<<<<
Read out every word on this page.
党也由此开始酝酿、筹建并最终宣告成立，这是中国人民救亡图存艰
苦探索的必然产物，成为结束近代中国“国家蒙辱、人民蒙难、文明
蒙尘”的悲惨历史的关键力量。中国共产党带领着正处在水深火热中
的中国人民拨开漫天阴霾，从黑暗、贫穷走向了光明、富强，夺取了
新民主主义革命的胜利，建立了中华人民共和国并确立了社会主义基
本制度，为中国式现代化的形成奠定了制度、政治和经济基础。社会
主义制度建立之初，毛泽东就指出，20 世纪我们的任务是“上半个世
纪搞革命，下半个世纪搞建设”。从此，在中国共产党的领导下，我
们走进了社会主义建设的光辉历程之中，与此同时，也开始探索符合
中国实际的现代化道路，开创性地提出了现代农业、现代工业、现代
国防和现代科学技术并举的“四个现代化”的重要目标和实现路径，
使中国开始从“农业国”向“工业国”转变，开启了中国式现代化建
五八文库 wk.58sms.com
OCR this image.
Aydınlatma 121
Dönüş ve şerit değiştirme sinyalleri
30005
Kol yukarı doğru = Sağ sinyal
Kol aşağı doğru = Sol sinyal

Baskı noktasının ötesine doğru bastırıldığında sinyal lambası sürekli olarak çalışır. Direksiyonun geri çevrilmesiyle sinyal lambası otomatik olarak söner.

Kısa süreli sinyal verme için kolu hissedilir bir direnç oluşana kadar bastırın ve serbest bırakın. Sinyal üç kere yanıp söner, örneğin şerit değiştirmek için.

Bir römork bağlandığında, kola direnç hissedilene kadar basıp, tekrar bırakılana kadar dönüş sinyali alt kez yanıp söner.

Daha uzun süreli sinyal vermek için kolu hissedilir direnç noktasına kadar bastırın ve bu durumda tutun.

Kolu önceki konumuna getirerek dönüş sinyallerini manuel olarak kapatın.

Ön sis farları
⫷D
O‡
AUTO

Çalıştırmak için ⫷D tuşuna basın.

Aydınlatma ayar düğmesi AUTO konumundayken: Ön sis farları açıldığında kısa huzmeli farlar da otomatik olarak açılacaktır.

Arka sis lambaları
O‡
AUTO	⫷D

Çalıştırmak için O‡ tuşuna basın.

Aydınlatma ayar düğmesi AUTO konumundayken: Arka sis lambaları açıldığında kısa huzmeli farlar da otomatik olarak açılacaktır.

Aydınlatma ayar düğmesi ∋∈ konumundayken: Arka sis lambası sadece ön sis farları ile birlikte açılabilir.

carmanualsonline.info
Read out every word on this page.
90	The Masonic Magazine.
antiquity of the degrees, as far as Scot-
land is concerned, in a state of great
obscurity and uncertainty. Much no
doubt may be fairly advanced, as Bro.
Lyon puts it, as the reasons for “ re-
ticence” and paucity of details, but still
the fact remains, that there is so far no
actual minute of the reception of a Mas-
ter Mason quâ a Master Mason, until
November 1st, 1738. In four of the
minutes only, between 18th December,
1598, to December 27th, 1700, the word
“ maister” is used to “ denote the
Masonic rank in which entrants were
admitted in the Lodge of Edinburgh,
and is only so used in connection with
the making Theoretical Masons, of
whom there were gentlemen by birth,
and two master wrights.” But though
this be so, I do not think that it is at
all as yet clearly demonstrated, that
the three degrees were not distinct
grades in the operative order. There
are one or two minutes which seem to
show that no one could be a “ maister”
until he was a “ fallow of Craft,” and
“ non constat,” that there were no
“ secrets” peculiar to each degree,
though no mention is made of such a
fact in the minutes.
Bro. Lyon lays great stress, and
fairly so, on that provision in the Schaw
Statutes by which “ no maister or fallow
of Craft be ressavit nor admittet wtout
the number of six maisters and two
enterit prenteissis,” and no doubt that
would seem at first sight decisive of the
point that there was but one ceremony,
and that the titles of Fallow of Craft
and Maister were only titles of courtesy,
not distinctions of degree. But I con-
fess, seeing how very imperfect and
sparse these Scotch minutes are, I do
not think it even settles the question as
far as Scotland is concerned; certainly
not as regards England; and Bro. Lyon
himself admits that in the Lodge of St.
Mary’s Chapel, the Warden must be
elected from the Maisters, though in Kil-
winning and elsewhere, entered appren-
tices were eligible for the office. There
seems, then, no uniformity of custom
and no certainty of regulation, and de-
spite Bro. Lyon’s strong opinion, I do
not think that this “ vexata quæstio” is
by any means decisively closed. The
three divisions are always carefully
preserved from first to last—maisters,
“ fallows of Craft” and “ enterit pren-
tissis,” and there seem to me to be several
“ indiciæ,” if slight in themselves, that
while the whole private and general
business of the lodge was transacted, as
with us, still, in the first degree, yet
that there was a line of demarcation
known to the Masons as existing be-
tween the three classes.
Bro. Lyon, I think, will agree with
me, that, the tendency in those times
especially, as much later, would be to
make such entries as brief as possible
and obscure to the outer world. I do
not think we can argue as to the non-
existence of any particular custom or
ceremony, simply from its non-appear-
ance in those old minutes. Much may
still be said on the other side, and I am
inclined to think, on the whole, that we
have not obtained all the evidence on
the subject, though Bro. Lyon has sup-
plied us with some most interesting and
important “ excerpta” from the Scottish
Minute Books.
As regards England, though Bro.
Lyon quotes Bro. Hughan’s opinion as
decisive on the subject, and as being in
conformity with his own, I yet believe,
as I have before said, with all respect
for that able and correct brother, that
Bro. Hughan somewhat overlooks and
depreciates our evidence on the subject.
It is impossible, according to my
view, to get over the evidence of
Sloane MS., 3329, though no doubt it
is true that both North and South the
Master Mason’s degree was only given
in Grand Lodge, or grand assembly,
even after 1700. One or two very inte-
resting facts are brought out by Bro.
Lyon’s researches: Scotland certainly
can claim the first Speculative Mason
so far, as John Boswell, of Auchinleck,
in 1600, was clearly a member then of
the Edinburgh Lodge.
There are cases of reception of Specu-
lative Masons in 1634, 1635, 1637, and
>>>>
#### PROBLEM:
The records above are to be repeated exactly, in their entirety.

#### ANSWER BELOW:
Read out every word on this page.
党也由此开始酝酿、筹建并最终宣告成立，这是中国人民救亡图存艰
苦探索的必然产物，成为结束近代中国“国家蒙辱、人民蒙难、文明
蒙尘”的悲惨历史的关键力量。中国共产党带领着正处在水深火热中
的中国人民拨开漫天阴霾，从黑暗、贫穷走向了光明、富强，夺取了
新民主主义革命的胜利，建立了中华人民共和国并确立了社会主义基
本制度，为中国式现代化的形成奠定了制度、政治和经济基础。社会
主义制度建立之初，毛泽东就指出，20 世纪我们的任务是“上半个世
纪搞革命，下半个世纪搞建设”。从此，在中国共产党的领导下，我
们走进了社会主义建设的光辉历程之中，与此同时，也开始探索符合
中国实际的现代化道路，开创性地提出了现代农业、现代工业、现代
国防和现代科学技术并举的“四个现代化”的重要目标和实现路径，
使中国开始从“农业国”向“工业国”转变，开启了中国式现代化建
五八文库 wk.58sms.com
OCR this image.
Aydınlatma 121
Dönüş ve şerit değiştirme sinyalleri
30005
Kol yukarı doğru = Sağ sinyal
Kol aşağı doğru = Sol sinyal

Baskı noktasının ötesine doğru bastırıldığında sinyal lambası sürekli olarak çalışır. Direksiyonun geri çevrilmesiyle sinyal lambası otomatik olarak söner.

Kısa süreli sinyal verme için kolu hissedilir bir direnç oluşana kadar bastırın ve serbest bırakın. Sinyal üç kere yanıp söner, örneğin şerit değiştirmek için.

Bir römork bağlandığında, kola direnç hissedilene kadar basıp, tekrar bırakılana kadar dönüş sinyali alt kez yanıp söner.

Daha uzun süreli sinyal vermek için kolu hissedilir direnç noktasına kadar bastırın ve bu durumda tutun.

Kolu önceki konumuna getirerek dönüş sinyallerini manuel olarak kapatın.

Ön sis farları
⫷D
O‡
AUTO

Çalıştırmak için ⫷D tuşuna basın.

Aydınlatma ayar düğmesi AUTO konumundayken: Ön sis farları açıldığında kısa huzmeli farlar da otomatik olarak açılacaktır.

Arka sis lambaları
O‡
AUTO	⫷D

Çalıştırmak için O‡ tuşuna basın.

Aydınlatma ayar düğmesi AUTO konumundayken: Arka sis lambaları açıldığında kısa huzmeli farlar da otomatik olarak açılacaktır.

Aydınlatma ayar düğmesi ∋∈ konumundayken: Arka sis lambası sadece ön sis farları ile birlikte açılabilir.

carmanualsonline.info
Read out every word on this page.
90	The Masonic Magazine.
antiquity of the degrees, as far as Scot-
land is concerned, in a state of great
obscurity and uncertainty. Much no
doubt may be fairly advanced, as Bro.
Lyon puts it, as the reasons for “ re-
ticence” and paucity of details, but still
the fact remains, that there is so far no
actual minute of the reception of a Mas-
ter Mason quâ a Master Mason, until
November 1st, 1738. In four of the
minutes only, between 18th December,
1598, to December 27th, 1700, the word
“ maister” is used to “ denote the
Masonic rank in which entrants were
admitted in the Lodge of Edinburgh,
and is only so used in connection with
the making Theoretical Masons, of
whom there were gentlemen by birth,
and two master wrights.” But though
this be so, I do not think that it is at
all as yet clearly demonstrated, that
the three degrees were not distinct
grades in the operative order. There
are one or two minutes which seem to
show that no one could be a “ maister”
until he was a “ fallow of Craft,” and
“ non constat,” that there were no
“ secrets” peculiar to each degree,
though no mention is made of such a
fact in the minutes.
Bro. Lyon lays great stress, and
fairly so, on that provision in the Schaw
Statutes by which “ no maister or fallow
of Craft be ressavit nor admittet wtout
the number of six maisters and two
enterit prenteissis,” and no doubt that
would seem at first sight decisive of the
point that there was but one ceremony,
and that the titles of Fallow of Craft
and Maister were only titles of courtesy,
not distinctions of degree. But I con-
fess, seeing how very imperfect and
sparse these Scotch minutes are, I do
not think it even settles the question as
far as Scotland is concerned; certainly
not as regards England; and Bro. Lyon
himself admits that in the Lodge of St.
Mary’s Chapel, the Warden must be
elected from the Maisters, though in Kil-
winning and elsewhere, entered appren-
tices were eligible for the office. There
seems, then, no uniformity of custom
and no certainty of regulation, and de-
spite Bro. Lyon’s strong opinion, I do
not think that this “ vexata quæstio” is
by any means decisively closed. The
three divisions are always carefully
preserved from first to last—maisters,
“ fallows of Craft” and “ enterit pren-
tissis,” and there seem to me to be several
“ indiciæ,” if slight in themselves, that
while the whole private and general
business of the lodge was transacted, as
with us, still, in the first degree, yet
that there was a line of demarcation
known to the Masons as existing be-
tween the three classes.
Bro. Lyon, I think, will agree with
me, that, the tendency in those times
especially, as much later, would be to
make such entries as brief as possible
and obscure to the outer world. I do
not think we can argue as to the non-
existence of any particular custom or
ceremony, simply from its non-appear-
ance in those old minutes. Much may
still be said on the other side, and I am
inclined to think, on the whole, that we
have not obtained all the evidence on
the subject, though Bro. Lyon has sup-
plied us with some most interesting and
important “ excerpta” from the Scottish
Minute Books.
As regards England, though Bro.
Lyon quotes Bro. Hughan’s opinion as
decisive on the subject, and as being in
conformity with his own, I yet believe,
as I have before said, with all respect
for that able and correct brother, that
Bro. Hughan somewhat overlooks and
depreciates our evidence on the subject.
It is impossible, according to my
view, to get over the evidence of
Sloane MS., 3329, though no doubt it
is true that both North and South the
Master Mason’s degree was only given
in Grand Lodge, or grand assembly,
even after 1700. One or two very inte-
resting facts are brought out by Bro.
Lyon’s researches: Scotland certainly
can claim the first Speculative Mason
so far, as John Boswell, of Auchinleck,
in 1600, was clearly a member then of
the Edinburgh Lodge.
There are cases of reception of Specu-
lative Masons in 1634, 1635, 1637, and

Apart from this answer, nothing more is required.